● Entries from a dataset

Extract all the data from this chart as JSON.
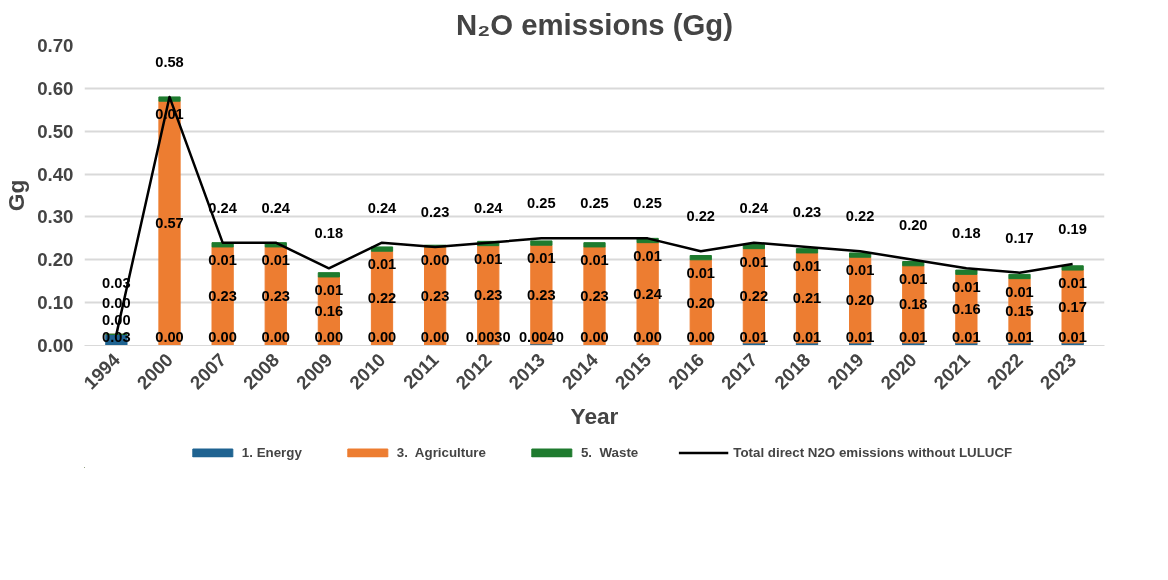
{
  "chart_data": {
    "type": "bar",
    "stacked": true,
    "title": "N₂O emissions (Gg)",
    "xlabel": "Year",
    "ylabel": "Gg",
    "categories": [
      "1994",
      "2000",
      "2007",
      "2008",
      "2009",
      "2010",
      "2011",
      "2012",
      "2013",
      "2014",
      "2015",
      "2016",
      "2017",
      "2018",
      "2019",
      "2020",
      "2021",
      "2022",
      "2023"
    ],
    "series": [
      {
        "name": "1. Energy",
        "color": "#1f6391",
        "values": [
          0.026,
          0,
          0,
          0,
          0,
          0,
          0,
          0.003,
          0.004,
          0,
          0,
          0,
          0.006,
          0.006,
          0.006,
          0.006,
          0.006,
          0.006,
          0.006
        ],
        "value_labels": [
          "0.03",
          "0.00",
          "0.00",
          "0.00",
          "0.00",
          "0.00",
          "0.00",
          "0.0030",
          "0.0040",
          "0.00",
          "0.00",
          "0.00",
          "0.01",
          "0.01",
          "0.01",
          "0.01",
          "0.01",
          "0.01",
          "0.01"
        ]
      },
      {
        "name": "3.  Agriculture",
        "color": "#ed7d31",
        "values": [
          0,
          0.57,
          0.23,
          0.23,
          0.16,
          0.22,
          0.23,
          0.23,
          0.23,
          0.23,
          0.24,
          0.2,
          0.22,
          0.21,
          0.2,
          0.18,
          0.16,
          0.15,
          0.17
        ],
        "value_labels": [
          "0.00",
          "0.57",
          "0.23",
          "0.23",
          "0.16",
          "0.22",
          "0.23",
          "0.23",
          "0.23",
          "0.23",
          "0.24",
          "0.20",
          "0.22",
          "0.21",
          "0.20",
          "0.18",
          "0.16",
          "0.15",
          "0.17"
        ]
      },
      {
        "name": "5.  Waste",
        "color": "#1e7b2e",
        "values": [
          0,
          0.01,
          0.01,
          0.01,
          0.01,
          0.01,
          0.004,
          0.01,
          0.01,
          0.01,
          0.01,
          0.01,
          0.01,
          0.01,
          0.01,
          0.01,
          0.01,
          0.01,
          0.01
        ],
        "value_labels": [
          "0.00",
          "0.01",
          "0.01",
          "0.01",
          "0.01",
          "0.01",
          "0.00",
          "0.01",
          "0.01",
          "0.01",
          "0.01",
          "0.01",
          "0.01",
          "0.01",
          "0.01",
          "0.01",
          "0.01",
          "0.01",
          "0.01"
        ]
      },
      {
        "name": "Total direct N2O emissions without LULUCF",
        "type": "line",
        "color": "#000000",
        "values": [
          0.026,
          0.58,
          0.24,
          0.24,
          0.18,
          0.24,
          0.23,
          0.24,
          0.25,
          0.25,
          0.25,
          0.22,
          0.24,
          0.23,
          0.22,
          0.2,
          0.18,
          0.17,
          0.19
        ],
        "value_labels": [
          "0.03",
          "0.58",
          "0.24",
          "0.24",
          "0.18",
          "0.24",
          "0.23",
          "0.24",
          "0.25",
          "0.25",
          "0.25",
          "0.22",
          "0.24",
          "0.23",
          "0.22",
          "0.20",
          "0.18",
          "0.17",
          "0.19"
        ]
      }
    ],
    "ylim": [
      0,
      0.7
    ],
    "yticks": [
      {
        "value": 0,
        "label": "0.00"
      },
      {
        "value": 0.1,
        "label": "0.10"
      },
      {
        "value": 0.2,
        "label": "0.20"
      },
      {
        "value": 0.3,
        "label": "0.30"
      },
      {
        "value": 0.4,
        "label": "0.40"
      },
      {
        "value": 0.5,
        "label": "0.50"
      },
      {
        "value": 0.6,
        "label": "0.60"
      },
      {
        "value": 0.7,
        "label": "0.70"
      }
    ],
    "grid": "y",
    "legend": "bottom"
  }
}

● Required task
Copy each line of the listing that contains the string "name".

● Response
        "name": "1. Energy",
        "name": "3.  Agriculture",
        "name": "5.  Waste",
        "name": "Total direct N2O emissions without LULUCF",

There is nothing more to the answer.